(Entries taken from a collection)
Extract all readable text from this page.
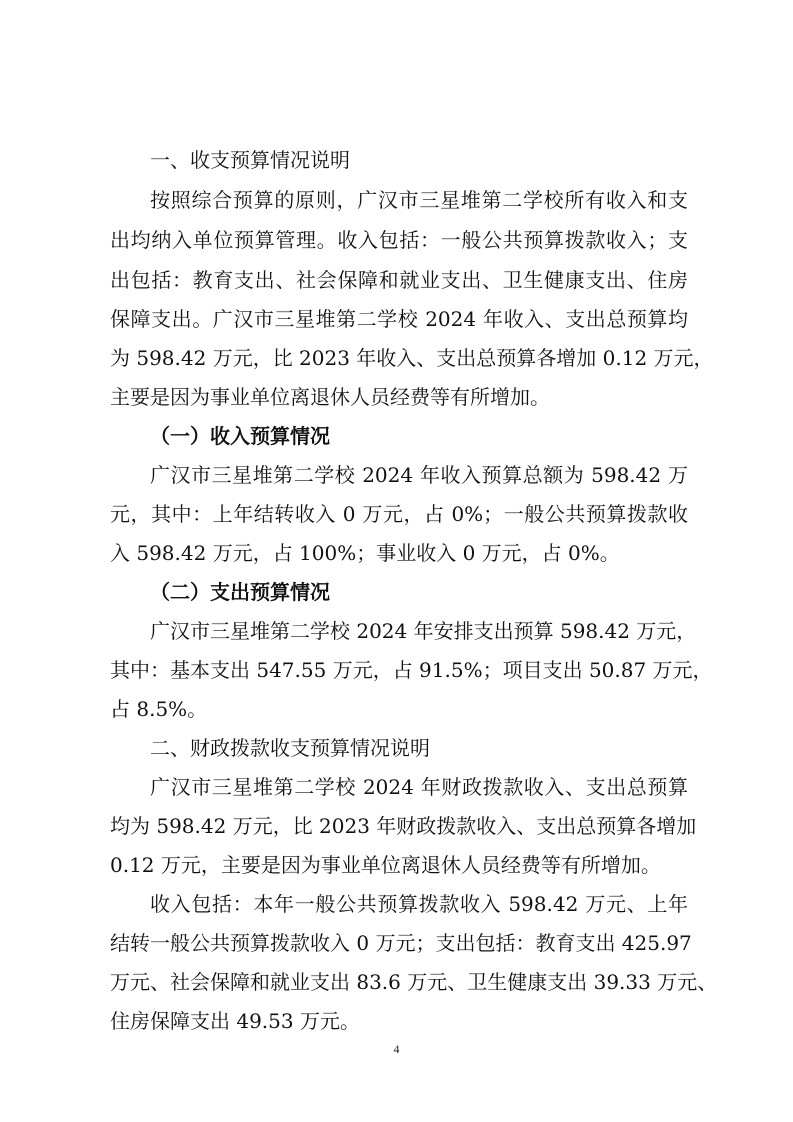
一、收支预算情况说明
按照综合预算的原则，广汉市三星堆第二学校所有收入和支
出均纳入单位预算管理。收入包括：一般公共预算拨款收入；支
出包括：教育支出、社会保障和就业支出、卫生健康支出、住房
保障支出。广汉市三星堆第二学校 2024 年收入、支出总预算均
为 598.42 万元，比 2023 年收入、支出总预算各增加 0.12 万元，
主要是因为事业单位离退休人员经费等有所增加。
（一）收入预算情况
广汉市三星堆第二学校 2024 年收入预算总额为 598.42 万
元，其中：上年结转收入 0 万元，占 0%；一般公共预算拨款收
入 598.42 万元，占 100%；事业收入 0 万元，占 0%。
（二）支出预算情况
广汉市三星堆第二学校 2024 年安排支出预算 598.42 万元，
其中：基本支出 547.55 万元，占 91.5%；项目支出 50.87 万元，
占 8.5%。
二、财政拨款收支预算情况说明
广汉市三星堆第二学校 2024 年财政拨款收入、支出总预算
均为 598.42 万元，比 2023 年财政拨款收入、支出总预算各增加
0.12 万元，主要是因为事业单位离退休人员经费等有所增加。
收入包括：本年一般公共预算拨款收入 598.42 万元、上年
结转一般公共预算拨款收入 0 万元；支出包括：教育支出 425.97
万元、社会保障和就业支出 83.6 万元、卫生健康支出 39.33 万元、
住房保障支出 49.53 万元。
4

**WHAT TO PRODUCE:** From the material above, copy each line that includes the word "收入包括".

**ANSWER TO THE EXERCISE:**
出均纳入单位预算管理。收入包括：一般公共预算拨款收入；支
收入包括：本年一般公共预算拨款收入 598.42 万元、上年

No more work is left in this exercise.